## START MATERIALS PROVIDED

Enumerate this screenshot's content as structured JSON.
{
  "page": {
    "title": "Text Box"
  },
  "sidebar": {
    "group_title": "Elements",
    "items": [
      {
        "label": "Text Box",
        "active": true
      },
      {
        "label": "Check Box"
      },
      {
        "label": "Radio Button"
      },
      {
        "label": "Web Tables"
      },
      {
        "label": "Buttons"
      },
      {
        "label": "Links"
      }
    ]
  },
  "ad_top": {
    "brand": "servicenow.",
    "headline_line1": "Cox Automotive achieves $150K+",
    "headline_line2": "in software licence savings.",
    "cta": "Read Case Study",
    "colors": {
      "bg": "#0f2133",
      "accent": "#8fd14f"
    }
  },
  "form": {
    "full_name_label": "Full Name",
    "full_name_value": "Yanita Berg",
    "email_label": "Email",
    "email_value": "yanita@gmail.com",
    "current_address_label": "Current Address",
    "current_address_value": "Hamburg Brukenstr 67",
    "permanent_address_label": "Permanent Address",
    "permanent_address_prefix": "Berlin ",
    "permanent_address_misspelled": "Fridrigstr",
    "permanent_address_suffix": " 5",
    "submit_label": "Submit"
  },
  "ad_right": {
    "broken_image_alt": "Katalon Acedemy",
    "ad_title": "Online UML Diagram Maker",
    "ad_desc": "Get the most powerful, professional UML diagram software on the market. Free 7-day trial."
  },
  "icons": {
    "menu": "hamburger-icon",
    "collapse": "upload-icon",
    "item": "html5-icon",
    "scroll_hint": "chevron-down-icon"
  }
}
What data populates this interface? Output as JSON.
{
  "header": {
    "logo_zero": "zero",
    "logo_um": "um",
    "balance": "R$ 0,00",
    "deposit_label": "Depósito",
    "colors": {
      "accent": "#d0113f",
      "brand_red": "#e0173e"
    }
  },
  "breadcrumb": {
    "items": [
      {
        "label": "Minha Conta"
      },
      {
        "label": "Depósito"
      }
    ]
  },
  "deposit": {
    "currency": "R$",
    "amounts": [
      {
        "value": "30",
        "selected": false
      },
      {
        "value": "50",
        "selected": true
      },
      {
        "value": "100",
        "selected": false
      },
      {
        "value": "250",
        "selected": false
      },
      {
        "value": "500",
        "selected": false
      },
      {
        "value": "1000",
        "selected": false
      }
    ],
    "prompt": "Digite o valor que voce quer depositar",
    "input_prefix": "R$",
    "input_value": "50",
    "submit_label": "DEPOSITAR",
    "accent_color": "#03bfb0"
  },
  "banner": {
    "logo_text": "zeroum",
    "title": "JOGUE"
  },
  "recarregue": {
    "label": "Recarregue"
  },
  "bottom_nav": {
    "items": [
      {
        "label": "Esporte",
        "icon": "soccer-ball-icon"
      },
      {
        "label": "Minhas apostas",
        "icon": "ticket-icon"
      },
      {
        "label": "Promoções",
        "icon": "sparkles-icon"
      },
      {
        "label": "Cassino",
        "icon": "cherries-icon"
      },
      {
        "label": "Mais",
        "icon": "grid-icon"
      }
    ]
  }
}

## END MATERIALS PROVIDED

→ TASK TO CARRY OUT
Each entry above is to be set down again in exactly the same words.

→ RESPONSE TO THE TASK
Enumerate this screenshot's content as structured JSON.
{
  "page": {
    "title": "Text Box"
  },
  "sidebar": {
    "group_title": "Elements",
    "items": [
      {
        "label": "Text Box",
        "active": true
      },
      {
        "label": "Check Box"
      },
      {
        "label": "Radio Button"
      },
      {
        "label": "Web Tables"
      },
      {
        "label": "Buttons"
      },
      {
        "label": "Links"
      }
    ]
  },
  "ad_top": {
    "brand": "servicenow.",
    "headline_line1": "Cox Automotive achieves $150K+",
    "headline_line2": "in software licence savings.",
    "cta": "Read Case Study",
    "colors": {
      "bg": "#0f2133",
      "accent": "#8fd14f"
    }
  },
  "form": {
    "full_name_label": "Full Name",
    "full_name_value": "Yanita Berg",
    "email_label": "Email",
    "email_value": "yanita@gmail.com",
    "current_address_label": "Current Address",
    "current_address_value": "Hamburg Brukenstr 67",
    "permanent_address_label": "Permanent Address",
    "permanent_address_prefix": "Berlin ",
    "permanent_address_misspelled": "Fridrigstr",
    "permanent_address_suffix": " 5",
    "submit_label": "Submit"
  },
  "ad_right": {
    "broken_image_alt": "Katalon Acedemy",
    "ad_title": "Online UML Diagram Maker",
    "ad_desc": "Get the most powerful, professional UML diagram software on the market. Free 7-day trial."
  },
  "icons": {
    "menu": "hamburger-icon",
    "collapse": "upload-icon",
    "item": "html5-icon",
    "scroll_hint": "chevron-down-icon"
  }
}
What data populates this interface? Output as JSON.
{
  "header": {
    "logo_zero": "zero",
    "logo_um": "um",
    "balance": "R$ 0,00",
    "deposit_label": "Depósito",
    "colors": {
      "accent": "#d0113f",
      "brand_red": "#e0173e"
    }
  },
  "breadcrumb": {
    "items": [
      {
        "label": "Minha Conta"
      },
      {
        "label": "Depósito"
      }
    ]
  },
  "deposit": {
    "currency": "R$",
    "amounts": [
      {
        "value": "30",
        "selected": false
      },
      {
        "value": "50",
        "selected": true
      },
      {
        "value": "100",
        "selected": false
      },
      {
        "value": "250",
        "selected": false
      },
      {
        "value": "500",
        "selected": false
      },
      {
        "value": "1000",
        "selected": false
      }
    ],
    "prompt": "Digite o valor que voce quer depositar",
    "input_prefix": "R$",
    "input_value": "50",
    "submit_label": "DEPOSITAR",
    "accent_color": "#03bfb0"
  },
  "banner": {
    "logo_text": "zeroum",
    "title": "JOGUE"
  },
  "recarregue": {
    "label": "Recarregue"
  },
  "bottom_nav": {
    "items": [
      {
        "label": "Esporte",
        "icon": "soccer-ball-icon"
      },
      {
        "label": "Minhas apostas",
        "icon": "ticket-icon"
      },
      {
        "label": "Promoções",
        "icon": "sparkles-icon"
      },
      {
        "label": "Cassino",
        "icon": "cherries-icon"
      },
      {
        "label": "Mais",
        "icon": "grid-icon"
      }
    ]
  }
}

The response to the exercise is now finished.